> **Exercise description**:
Quote the records that follow in full and exactly; leave out the pictures.

> **Stored data**:
=======
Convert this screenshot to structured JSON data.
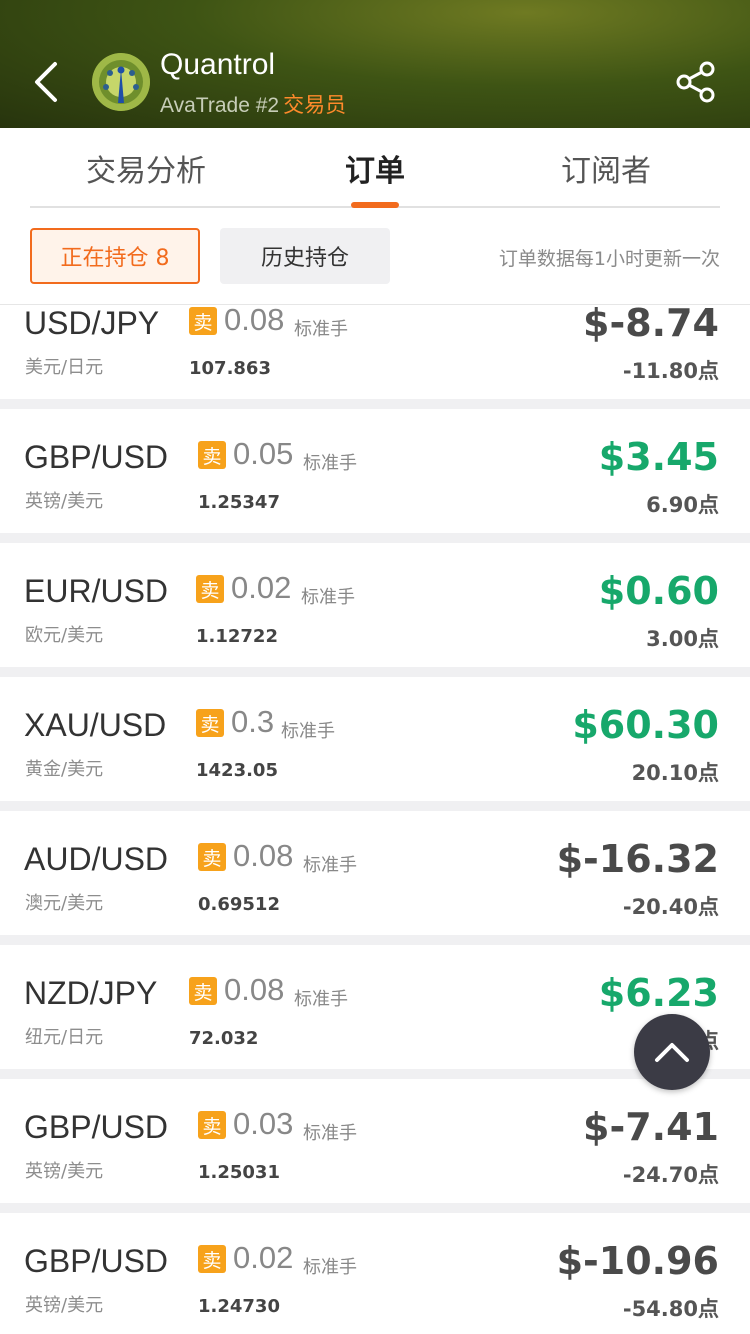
{
  "header": {
    "trader_name": "Quantrol",
    "broker_rank": "AvaTrade #2",
    "role": "交易员",
    "back_icon": "back-arrow-icon",
    "share_icon": "share-icon"
  },
  "tabs": [
    {
      "label": "交易分析",
      "active": false
    },
    {
      "label": "订单",
      "active": true
    },
    {
      "label": "订阅者",
      "active": false
    }
  ],
  "filters": {
    "open_positions": "正在持仓 8",
    "history": "历史持仓",
    "update_note": "订单数据每1小时更新一次"
  },
  "colors": {
    "accent": "#f26b1d",
    "profit": "#17a86b",
    "loss": "#4a4a4a",
    "sell_badge": "#f7a21b"
  },
  "orders": [
    {
      "pair": "USD/JPY",
      "pair_cn": "美元/日元",
      "side": "卖",
      "lots": "0.08",
      "unit": "标准手",
      "price": "107.863",
      "pnl": "$-8.74",
      "pips": "-11.80点",
      "profit": false
    },
    {
      "pair": "GBP/USD",
      "pair_cn": "英镑/美元",
      "side": "卖",
      "lots": "0.05",
      "unit": "标准手",
      "price": "1.25347",
      "pnl": "$3.45",
      "pips": "6.90点",
      "profit": true
    },
    {
      "pair": "EUR/USD",
      "pair_cn": "欧元/美元",
      "side": "卖",
      "lots": "0.02",
      "unit": "标准手",
      "price": "1.12722",
      "pnl": "$0.60",
      "pips": "3.00点",
      "profit": true
    },
    {
      "pair": "XAU/USD",
      "pair_cn": "黄金/美元",
      "side": "卖",
      "lots": "0.3",
      "unit": "标准手",
      "price": "1423.05",
      "pnl": "$60.30",
      "pips": "20.10点",
      "profit": true
    },
    {
      "pair": "AUD/USD",
      "pair_cn": "澳元/美元",
      "side": "卖",
      "lots": "0.08",
      "unit": "标准手",
      "price": "0.69512",
      "pnl": "$-16.32",
      "pips": "-20.40点",
      "profit": false
    },
    {
      "pair": "NZD/JPY",
      "pair_cn": "纽元/日元",
      "side": "卖",
      "lots": "0.08",
      "unit": "标准手",
      "price": "72.032",
      "pnl": "$6.23",
      "pips": "4.40点",
      "profit": true
    },
    {
      "pair": "GBP/USD",
      "pair_cn": "英镑/美元",
      "side": "卖",
      "lots": "0.03",
      "unit": "标准手",
      "price": "1.25031",
      "pnl": "$-7.41",
      "pips": "-24.70点",
      "profit": false
    },
    {
      "pair": "GBP/USD",
      "pair_cn": "英镑/美元",
      "side": "卖",
      "lots": "0.02",
      "unit": "标准手",
      "price": "1.24730",
      "pnl": "$-10.96",
      "pips": "-54.80点",
      "profit": false
    }
  ],
  "scroll_top_icon": "chevron-up-icon"
}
=======
> **Output for this exercise**:
Convert this screenshot to structured JSON data.
{
  "header": {
    "trader_name": "Quantrol",
    "broker_rank": "AvaTrade #2",
    "role": "交易员",
    "back_icon": "back-arrow-icon",
    "share_icon": "share-icon"
  },
  "tabs": [
    {
      "label": "交易分析",
      "active": false
    },
    {
      "label": "订单",
      "active": true
    },
    {
      "label": "订阅者",
      "active": false
    }
  ],
  "filters": {
    "open_positions": "正在持仓 8",
    "history": "历史持仓",
    "update_note": "订单数据每1小时更新一次"
  },
  "colors": {
    "accent": "#f26b1d",
    "profit": "#17a86b",
    "loss": "#4a4a4a",
    "sell_badge": "#f7a21b"
  },
  "orders": [
    {
      "pair": "USD/JPY",
      "pair_cn": "美元/日元",
      "side": "卖",
      "lots": "0.08",
      "unit": "标准手",
      "price": "107.863",
      "pnl": "$-8.74",
      "pips": "-11.80点",
      "profit": false
    },
    {
      "pair": "GBP/USD",
      "pair_cn": "英镑/美元",
      "side": "卖",
      "lots": "0.05",
      "unit": "标准手",
      "price": "1.25347",
      "pnl": "$3.45",
      "pips": "6.90点",
      "profit": true
    },
    {
      "pair": "EUR/USD",
      "pair_cn": "欧元/美元",
      "side": "卖",
      "lots": "0.02",
      "unit": "标准手",
      "price": "1.12722",
      "pnl": "$0.60",
      "pips": "3.00点",
      "profit": true
    },
    {
      "pair": "XAU/USD",
      "pair_cn": "黄金/美元",
      "side": "卖",
      "lots": "0.3",
      "unit": "标准手",
      "price": "1423.05",
      "pnl": "$60.30",
      "pips": "20.10点",
      "profit": true
    },
    {
      "pair": "AUD/USD",
      "pair_cn": "澳元/美元",
      "side": "卖",
      "lots": "0.08",
      "unit": "标准手",
      "price": "0.69512",
      "pnl": "$-16.32",
      "pips": "-20.40点",
      "profit": false
    },
    {
      "pair": "NZD/JPY",
      "pair_cn": "纽元/日元",
      "side": "卖",
      "lots": "0.08",
      "unit": "标准手",
      "price": "72.032",
      "pnl": "$6.23",
      "pips": "4.40点",
      "profit": true
    },
    {
      "pair": "GBP/USD",
      "pair_cn": "英镑/美元",
      "side": "卖",
      "lots": "0.03",
      "unit": "标准手",
      "price": "1.25031",
      "pnl": "$-7.41",
      "pips": "-24.70点",
      "profit": false
    },
    {
      "pair": "GBP/USD",
      "pair_cn": "英镑/美元",
      "side": "卖",
      "lots": "0.02",
      "unit": "标准手",
      "price": "1.24730",
      "pnl": "$-10.96",
      "pips": "-54.80点",
      "profit": false
    }
  ],
  "scroll_top_icon": "chevron-up-icon"
}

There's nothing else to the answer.